§ **EXCERPT PROVIDED**:
:::

Express Editorial : Daily

The current stand-off between the Ministry of Education and the Trinidad and Tobago Unified Teachers Association (TTUTA) regarding next week’s introduction of a synchronous regime of online/in-person teaching must be defused with a rapid return to consultation.

The fact that less than half of the nation’s teachers, 44 per cent, reported for duty yesterday in the first of TTUTA’s two-day “Operation Blackout” protest is reason enough for the ministry to take the teachers’ act of resistance seriously.

The nation’s pupils already have enough to contend with, and do not need to be further burdened by hard-ball negotiations between warring adults. With the education system now on the verge of taking a leap back into physical classes, pupils would be trusting in the ability of the open and intelligent minds on both sides to find a way through the challenges of teaching and learning conducted simultaneously in-person and online.

Although fraught with challenges and some risk, one cannot fault the Ministry of Education’s attempt to power its way through the pandemic and re-open schools to vaccinated pupils in Forms Four to Six. Pupils have already endured an unimaginable year and a half of disruption to their education and lives. No one, least of all pupils, was prepared for life under pandemic conditions. In attempting to keep the education system moving along, the Ministry of Education cobbled resources for online teaching—which was far from ideal, but undoubtedly preferable to shutting down the system while waiting out the pandemic, which nobody anticipated would still be exacting its toll 18 months later.

:::

Page layout parsing data
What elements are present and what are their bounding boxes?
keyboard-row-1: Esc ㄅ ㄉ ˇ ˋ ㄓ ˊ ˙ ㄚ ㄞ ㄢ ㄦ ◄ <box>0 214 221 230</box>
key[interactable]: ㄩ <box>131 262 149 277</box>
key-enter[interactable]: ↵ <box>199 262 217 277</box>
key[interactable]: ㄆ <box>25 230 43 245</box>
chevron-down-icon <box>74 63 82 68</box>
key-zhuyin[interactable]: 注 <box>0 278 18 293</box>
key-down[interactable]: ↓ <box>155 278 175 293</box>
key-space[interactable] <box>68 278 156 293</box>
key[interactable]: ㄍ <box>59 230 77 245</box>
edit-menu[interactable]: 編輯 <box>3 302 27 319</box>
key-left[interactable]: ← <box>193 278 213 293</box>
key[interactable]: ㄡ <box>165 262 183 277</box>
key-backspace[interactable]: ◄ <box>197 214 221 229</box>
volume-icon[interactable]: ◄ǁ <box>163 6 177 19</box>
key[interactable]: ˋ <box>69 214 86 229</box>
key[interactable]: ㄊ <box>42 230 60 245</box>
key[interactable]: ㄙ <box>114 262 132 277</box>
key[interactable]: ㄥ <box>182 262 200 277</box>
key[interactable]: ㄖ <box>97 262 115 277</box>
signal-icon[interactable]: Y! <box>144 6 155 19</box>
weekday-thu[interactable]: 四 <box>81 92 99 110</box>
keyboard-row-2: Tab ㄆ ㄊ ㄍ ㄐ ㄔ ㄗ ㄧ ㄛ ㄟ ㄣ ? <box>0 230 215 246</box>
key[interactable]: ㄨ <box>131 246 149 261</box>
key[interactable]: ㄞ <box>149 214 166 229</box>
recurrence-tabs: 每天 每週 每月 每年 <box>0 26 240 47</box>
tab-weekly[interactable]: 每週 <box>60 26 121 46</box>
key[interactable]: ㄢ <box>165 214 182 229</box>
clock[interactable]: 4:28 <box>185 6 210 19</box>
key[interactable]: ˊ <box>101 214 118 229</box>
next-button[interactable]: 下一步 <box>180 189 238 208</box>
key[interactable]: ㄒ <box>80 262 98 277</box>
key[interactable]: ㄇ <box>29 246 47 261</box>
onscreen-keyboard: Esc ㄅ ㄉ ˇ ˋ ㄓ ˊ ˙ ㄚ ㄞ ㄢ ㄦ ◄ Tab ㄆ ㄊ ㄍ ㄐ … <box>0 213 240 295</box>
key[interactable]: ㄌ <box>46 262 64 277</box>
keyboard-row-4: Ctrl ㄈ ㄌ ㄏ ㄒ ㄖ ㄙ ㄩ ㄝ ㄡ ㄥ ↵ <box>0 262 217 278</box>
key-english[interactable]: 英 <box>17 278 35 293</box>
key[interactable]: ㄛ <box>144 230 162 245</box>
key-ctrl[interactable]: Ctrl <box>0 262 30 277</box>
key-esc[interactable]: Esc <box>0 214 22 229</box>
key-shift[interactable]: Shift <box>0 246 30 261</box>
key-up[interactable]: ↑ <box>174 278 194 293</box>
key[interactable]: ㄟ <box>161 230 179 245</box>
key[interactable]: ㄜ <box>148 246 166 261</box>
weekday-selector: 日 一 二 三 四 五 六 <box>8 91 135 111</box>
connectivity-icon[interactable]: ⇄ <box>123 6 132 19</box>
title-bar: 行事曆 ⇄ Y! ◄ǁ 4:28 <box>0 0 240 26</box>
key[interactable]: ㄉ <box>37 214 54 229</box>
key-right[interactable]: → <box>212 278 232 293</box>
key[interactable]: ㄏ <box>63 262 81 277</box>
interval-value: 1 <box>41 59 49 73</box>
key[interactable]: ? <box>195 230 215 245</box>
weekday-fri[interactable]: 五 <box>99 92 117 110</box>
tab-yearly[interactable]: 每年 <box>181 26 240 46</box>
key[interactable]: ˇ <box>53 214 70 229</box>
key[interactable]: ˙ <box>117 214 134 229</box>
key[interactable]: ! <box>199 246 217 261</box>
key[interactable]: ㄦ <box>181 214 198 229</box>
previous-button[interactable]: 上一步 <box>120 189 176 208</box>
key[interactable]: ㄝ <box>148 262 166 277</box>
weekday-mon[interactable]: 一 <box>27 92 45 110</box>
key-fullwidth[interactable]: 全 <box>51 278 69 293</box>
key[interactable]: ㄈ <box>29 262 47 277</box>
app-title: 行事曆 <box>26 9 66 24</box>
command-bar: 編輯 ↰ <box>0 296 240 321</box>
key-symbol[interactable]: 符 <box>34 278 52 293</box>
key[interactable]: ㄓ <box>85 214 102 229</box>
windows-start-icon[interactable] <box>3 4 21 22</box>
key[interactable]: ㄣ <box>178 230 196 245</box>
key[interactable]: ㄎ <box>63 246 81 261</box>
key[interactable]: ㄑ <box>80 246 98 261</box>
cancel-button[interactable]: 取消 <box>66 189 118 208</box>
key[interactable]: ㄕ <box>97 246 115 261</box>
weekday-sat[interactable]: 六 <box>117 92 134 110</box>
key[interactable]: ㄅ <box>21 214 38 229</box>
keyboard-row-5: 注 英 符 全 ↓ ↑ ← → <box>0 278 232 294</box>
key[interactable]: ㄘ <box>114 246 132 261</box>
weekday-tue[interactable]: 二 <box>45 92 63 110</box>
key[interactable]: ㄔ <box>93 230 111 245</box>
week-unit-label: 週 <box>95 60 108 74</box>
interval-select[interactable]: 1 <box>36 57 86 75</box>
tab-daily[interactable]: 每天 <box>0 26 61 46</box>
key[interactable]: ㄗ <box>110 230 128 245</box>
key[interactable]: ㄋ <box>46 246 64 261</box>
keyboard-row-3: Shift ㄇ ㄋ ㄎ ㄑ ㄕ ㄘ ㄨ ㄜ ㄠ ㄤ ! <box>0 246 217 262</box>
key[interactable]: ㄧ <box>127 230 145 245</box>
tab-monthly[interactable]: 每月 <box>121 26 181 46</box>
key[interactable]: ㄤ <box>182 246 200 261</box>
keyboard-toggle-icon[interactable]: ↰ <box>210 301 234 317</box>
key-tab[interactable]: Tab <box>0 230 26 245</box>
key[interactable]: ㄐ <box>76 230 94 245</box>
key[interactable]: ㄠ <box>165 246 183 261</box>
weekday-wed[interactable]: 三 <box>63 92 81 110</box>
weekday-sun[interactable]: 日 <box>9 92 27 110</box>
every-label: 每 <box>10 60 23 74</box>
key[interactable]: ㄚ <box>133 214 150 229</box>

:::

§ **ACTIVITY LIST**:
1. In the editorial, what share of the nation's teachers reported for duty on the first day of the protest?
2. Please rewrite the editorial's passage starting with "The fact that" and going on through "of resistance seriously.", with "protest" changed to "demonstration".
3. Translate this sentence from the editorial into Spanish: "No one, least of all pupils, was prepared for life under pandemic conditions."

§ **ANSWERS BY ITEM NUMBER**:
1. 44 per cent

2.
The fact that less than half of the nation’s teachers, 44 per cent, reported for duty yesterday in the first of TTUTA’s two-day “Operation Blackout” demonstration is reason enough for the ministry to take the teachers’ act of resistance seriously.

3. Nadie, y mucho menos los alumnos, estaba preparado para la vida en condiciones de pandemia.